Exercise details: Return a copy of each line that holds the string "Manual".

-- begin Records supplied --

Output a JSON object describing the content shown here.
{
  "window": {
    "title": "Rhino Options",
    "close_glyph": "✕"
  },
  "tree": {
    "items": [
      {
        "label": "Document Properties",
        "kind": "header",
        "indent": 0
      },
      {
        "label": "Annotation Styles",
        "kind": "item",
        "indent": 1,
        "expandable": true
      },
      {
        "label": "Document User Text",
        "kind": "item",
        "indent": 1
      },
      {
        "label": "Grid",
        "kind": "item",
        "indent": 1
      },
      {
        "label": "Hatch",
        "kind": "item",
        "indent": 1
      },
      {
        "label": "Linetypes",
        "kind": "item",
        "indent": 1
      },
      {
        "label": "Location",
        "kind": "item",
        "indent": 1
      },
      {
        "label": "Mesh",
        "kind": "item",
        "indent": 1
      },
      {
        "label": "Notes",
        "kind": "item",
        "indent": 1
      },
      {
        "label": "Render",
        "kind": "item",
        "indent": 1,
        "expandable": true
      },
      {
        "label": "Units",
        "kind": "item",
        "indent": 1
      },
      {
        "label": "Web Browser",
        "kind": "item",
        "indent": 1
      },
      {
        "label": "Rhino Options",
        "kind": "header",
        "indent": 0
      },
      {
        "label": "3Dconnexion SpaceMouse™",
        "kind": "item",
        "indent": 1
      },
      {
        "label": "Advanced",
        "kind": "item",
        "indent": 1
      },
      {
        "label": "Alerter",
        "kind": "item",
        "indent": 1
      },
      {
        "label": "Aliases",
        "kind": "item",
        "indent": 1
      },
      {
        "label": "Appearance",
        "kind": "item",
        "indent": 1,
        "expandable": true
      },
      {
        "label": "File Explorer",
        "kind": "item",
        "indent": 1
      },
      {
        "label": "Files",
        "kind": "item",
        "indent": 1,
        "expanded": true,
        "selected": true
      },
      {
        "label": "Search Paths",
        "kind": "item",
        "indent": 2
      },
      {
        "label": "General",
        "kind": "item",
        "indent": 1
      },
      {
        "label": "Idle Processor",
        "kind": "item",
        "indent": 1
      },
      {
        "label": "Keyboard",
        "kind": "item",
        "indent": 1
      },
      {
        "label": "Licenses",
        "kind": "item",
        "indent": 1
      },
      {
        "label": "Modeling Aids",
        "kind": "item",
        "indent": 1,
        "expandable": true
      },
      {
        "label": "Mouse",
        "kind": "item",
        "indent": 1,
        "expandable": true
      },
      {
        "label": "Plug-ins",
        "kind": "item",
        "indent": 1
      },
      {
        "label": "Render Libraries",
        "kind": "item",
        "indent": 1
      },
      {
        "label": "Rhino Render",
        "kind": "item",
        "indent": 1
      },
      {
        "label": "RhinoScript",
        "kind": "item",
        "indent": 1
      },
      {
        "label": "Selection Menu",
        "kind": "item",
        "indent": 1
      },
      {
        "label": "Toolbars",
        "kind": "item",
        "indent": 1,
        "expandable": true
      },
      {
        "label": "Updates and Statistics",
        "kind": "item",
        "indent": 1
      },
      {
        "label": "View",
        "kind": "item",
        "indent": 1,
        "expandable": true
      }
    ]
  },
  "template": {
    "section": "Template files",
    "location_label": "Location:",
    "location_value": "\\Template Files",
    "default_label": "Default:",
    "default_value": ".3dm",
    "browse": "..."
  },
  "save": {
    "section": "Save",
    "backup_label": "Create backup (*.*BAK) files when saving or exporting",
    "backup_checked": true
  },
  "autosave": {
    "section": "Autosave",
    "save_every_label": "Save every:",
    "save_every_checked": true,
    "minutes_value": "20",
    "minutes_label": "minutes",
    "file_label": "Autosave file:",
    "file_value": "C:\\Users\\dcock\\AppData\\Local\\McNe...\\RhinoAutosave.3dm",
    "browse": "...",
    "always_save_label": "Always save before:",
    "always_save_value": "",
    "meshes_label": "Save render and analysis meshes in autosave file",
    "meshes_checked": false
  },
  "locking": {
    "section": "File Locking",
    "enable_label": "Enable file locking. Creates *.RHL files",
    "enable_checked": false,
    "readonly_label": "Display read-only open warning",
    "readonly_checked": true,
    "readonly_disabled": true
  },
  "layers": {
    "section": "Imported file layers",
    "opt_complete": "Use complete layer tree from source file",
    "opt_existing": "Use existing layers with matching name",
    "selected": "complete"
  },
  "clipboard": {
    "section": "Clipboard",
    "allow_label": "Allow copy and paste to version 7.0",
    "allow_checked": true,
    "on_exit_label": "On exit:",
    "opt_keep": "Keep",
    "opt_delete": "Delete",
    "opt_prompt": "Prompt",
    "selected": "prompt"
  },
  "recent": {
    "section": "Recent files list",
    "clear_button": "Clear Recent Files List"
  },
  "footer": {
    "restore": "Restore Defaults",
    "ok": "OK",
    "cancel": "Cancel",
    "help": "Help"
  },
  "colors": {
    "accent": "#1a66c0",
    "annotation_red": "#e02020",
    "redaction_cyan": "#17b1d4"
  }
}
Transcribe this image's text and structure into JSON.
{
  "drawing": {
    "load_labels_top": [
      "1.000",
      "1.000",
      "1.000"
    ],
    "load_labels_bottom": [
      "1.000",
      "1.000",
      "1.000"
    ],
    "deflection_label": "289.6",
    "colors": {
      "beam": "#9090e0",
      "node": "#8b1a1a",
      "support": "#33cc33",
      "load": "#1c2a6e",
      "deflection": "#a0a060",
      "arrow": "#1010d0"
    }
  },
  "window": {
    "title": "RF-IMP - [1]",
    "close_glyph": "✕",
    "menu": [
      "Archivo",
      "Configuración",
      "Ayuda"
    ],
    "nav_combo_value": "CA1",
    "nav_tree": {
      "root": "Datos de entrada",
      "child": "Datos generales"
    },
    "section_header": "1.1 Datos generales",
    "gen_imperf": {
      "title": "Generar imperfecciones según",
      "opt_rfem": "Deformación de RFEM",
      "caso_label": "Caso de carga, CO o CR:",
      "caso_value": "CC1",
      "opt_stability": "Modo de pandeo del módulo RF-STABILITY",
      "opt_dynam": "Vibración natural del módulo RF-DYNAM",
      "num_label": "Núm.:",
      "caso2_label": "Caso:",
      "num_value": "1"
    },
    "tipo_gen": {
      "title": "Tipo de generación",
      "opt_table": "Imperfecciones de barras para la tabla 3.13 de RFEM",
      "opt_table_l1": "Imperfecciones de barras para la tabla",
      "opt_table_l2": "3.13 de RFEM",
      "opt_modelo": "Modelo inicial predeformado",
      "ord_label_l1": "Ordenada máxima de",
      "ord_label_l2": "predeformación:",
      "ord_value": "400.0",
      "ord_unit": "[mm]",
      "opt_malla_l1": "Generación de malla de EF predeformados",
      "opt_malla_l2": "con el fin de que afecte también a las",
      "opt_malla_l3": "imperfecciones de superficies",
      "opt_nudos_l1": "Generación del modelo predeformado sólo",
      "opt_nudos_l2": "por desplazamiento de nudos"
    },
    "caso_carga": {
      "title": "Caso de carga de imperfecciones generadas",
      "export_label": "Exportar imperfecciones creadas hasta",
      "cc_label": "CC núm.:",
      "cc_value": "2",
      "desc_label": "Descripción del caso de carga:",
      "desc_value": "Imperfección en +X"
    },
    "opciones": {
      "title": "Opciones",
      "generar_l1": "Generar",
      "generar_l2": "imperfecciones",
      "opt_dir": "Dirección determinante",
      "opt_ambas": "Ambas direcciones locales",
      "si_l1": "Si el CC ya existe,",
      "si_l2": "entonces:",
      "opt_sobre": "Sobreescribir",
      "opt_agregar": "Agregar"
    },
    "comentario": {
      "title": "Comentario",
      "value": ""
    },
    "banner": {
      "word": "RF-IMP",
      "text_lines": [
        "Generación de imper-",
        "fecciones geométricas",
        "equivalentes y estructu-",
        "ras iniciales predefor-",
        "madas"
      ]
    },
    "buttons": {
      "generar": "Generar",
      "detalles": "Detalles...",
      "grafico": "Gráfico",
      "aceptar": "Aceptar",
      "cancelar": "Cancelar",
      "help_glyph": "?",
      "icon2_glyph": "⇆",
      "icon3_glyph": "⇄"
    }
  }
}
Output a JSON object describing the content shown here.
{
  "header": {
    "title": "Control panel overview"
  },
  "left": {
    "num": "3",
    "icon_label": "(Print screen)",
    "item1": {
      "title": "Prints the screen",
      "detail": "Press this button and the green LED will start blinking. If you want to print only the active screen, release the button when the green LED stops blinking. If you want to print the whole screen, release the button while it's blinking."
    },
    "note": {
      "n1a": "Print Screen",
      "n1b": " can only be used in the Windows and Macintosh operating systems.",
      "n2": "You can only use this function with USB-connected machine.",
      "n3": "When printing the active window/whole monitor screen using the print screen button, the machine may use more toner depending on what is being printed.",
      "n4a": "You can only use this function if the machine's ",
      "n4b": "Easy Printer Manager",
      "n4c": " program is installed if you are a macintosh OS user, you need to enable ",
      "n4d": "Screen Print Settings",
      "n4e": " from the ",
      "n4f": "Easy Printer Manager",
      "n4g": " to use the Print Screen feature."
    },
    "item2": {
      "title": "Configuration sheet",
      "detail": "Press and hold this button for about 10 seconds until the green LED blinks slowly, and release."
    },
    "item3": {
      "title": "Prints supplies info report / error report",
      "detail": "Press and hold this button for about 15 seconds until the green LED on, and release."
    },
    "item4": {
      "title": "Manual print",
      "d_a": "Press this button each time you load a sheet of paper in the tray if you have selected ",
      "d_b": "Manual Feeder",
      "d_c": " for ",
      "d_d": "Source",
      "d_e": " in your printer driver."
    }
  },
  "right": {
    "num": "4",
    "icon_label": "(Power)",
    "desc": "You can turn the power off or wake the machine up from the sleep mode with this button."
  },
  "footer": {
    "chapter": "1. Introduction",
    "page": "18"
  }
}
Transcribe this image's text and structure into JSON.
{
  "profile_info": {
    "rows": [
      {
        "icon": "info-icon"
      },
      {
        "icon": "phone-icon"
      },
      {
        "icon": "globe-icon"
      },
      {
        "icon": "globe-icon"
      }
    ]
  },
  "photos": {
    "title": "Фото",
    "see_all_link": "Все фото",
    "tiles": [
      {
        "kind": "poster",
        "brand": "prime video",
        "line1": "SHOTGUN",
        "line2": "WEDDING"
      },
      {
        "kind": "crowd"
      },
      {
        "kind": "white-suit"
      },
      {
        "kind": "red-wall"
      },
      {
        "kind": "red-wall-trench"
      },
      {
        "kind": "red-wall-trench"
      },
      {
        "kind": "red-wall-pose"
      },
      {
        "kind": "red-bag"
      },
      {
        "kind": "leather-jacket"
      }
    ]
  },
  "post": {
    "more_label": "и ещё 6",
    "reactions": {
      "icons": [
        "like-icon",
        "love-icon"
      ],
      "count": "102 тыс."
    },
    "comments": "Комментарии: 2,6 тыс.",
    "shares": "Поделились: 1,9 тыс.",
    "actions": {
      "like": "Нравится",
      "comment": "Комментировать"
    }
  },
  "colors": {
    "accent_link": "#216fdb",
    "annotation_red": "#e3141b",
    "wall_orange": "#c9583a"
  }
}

-- end Records supplied --

Result of the task:
      "title": "Manual print",
      "d_b": "Manual Feeder",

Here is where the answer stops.